What is being asked ::
Where a line in the listing contains the string "Windows", copy that line out.

Collected data entries ::
········

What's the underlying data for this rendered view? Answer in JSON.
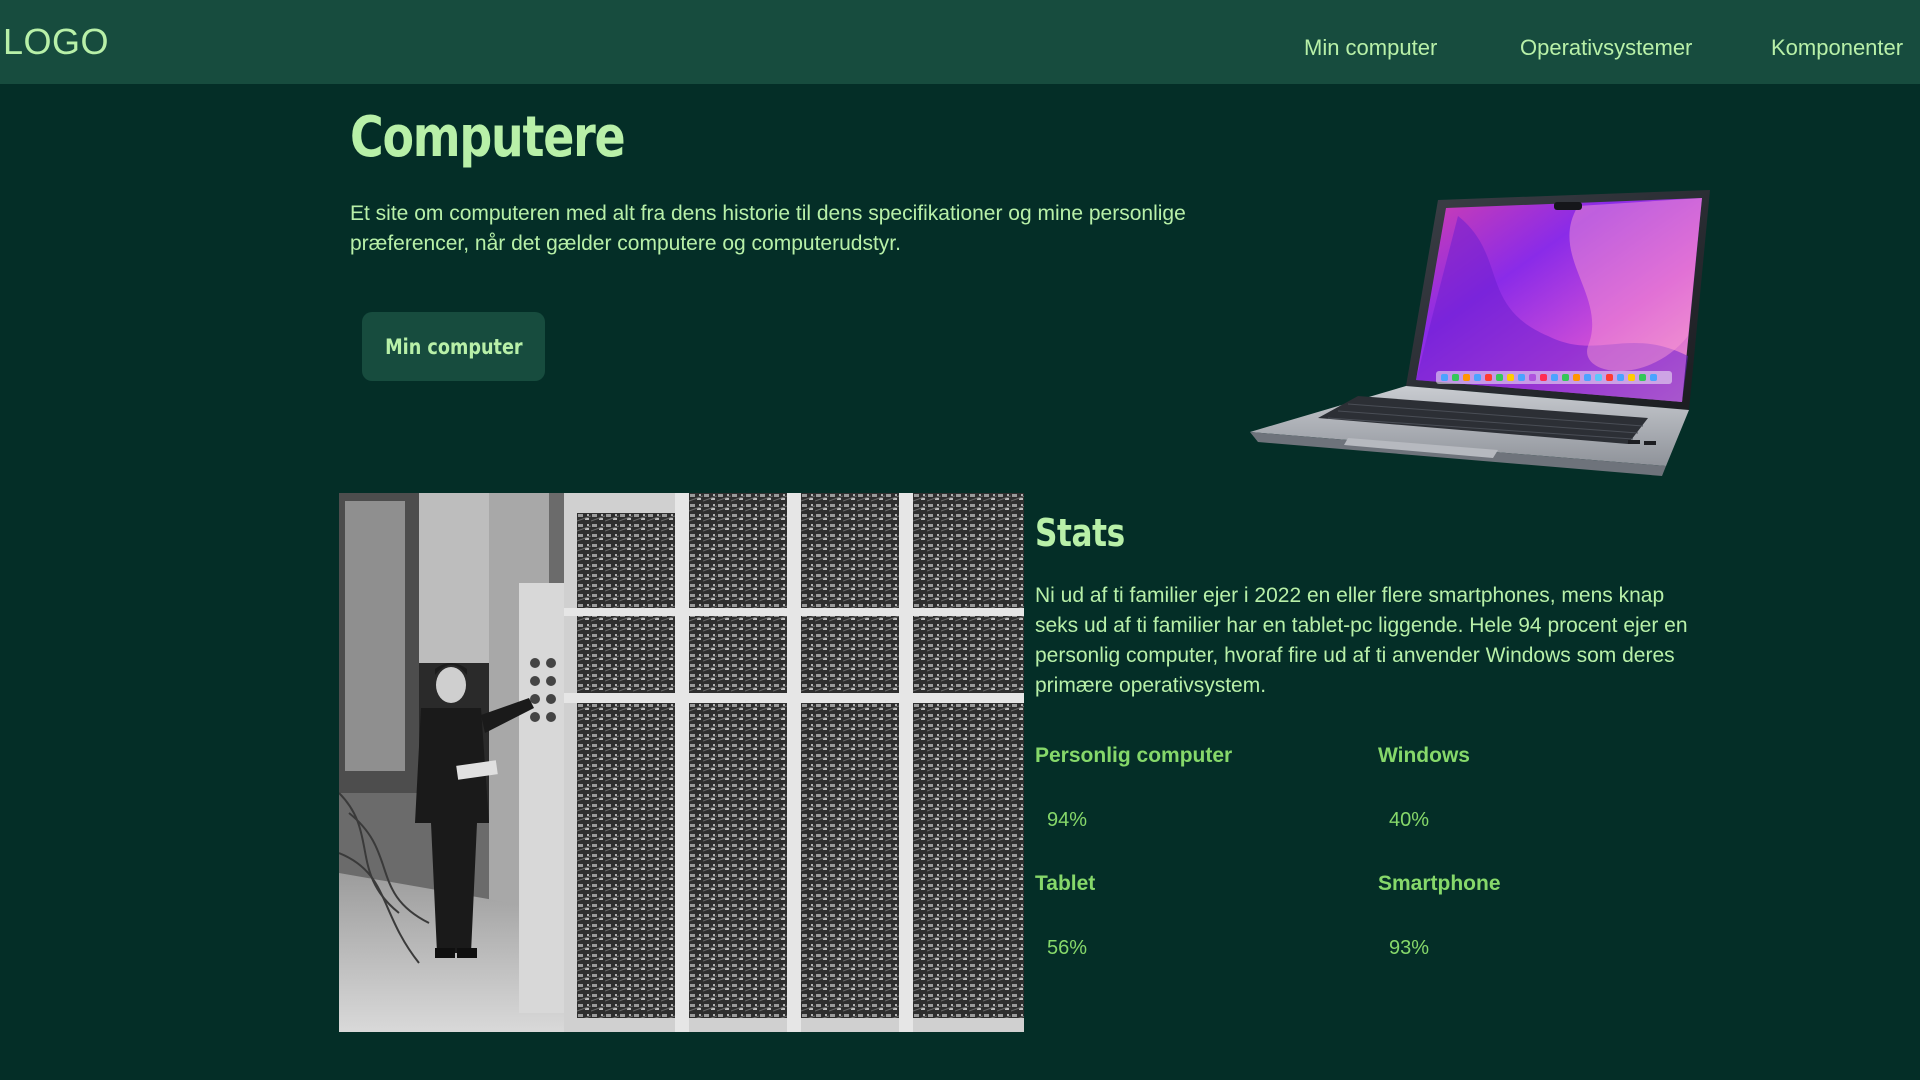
{
  "header": {
    "logo": "LOGO",
    "nav": [
      "Min computer",
      "Operativsystemer",
      "Komponenter"
    ]
  },
  "hero": {
    "title": "Computere",
    "description": "Et site om computeren med alt fra dens historie til dens specifikationer og mine personlige præferencer, når det gælder computere og computerudstyr.",
    "button_label": "Min computer"
  },
  "stats": {
    "title": "Stats",
    "text": "Ni ud af ti familier ejer i 2022 en eller flere smartphones, mens knap seks ud af ti familier har en tablet-pc liggende. Hele 94 procent ejer en personlig computer, hvoraf fire ud af ti anvender Windows som deres primære operativsystem.",
    "items": [
      {
        "label": "Personlig computer",
        "value": "94%"
      },
      {
        "label": "Windows",
        "value": "40%"
      },
      {
        "label": "Tablet",
        "value": "56%"
      },
      {
        "label": "Smartphone",
        "value": "93%"
      }
    ]
  },
  "colors": {
    "background": "#042e27",
    "header": "#174c3e",
    "text": "#b8f0a8",
    "accent": "#86d86a"
  }
}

········

Complete answer ::
    "text": "Ni ud af ti familier ejer i 2022 en eller flere smartphones, mens knap seks ud af ti familier har en tablet-pc liggende. Hele 94 procent ejer en personlig computer, hvoraf fire ud af ti anvender Windows som deres primære operativsystem.",
        "label": "Windows",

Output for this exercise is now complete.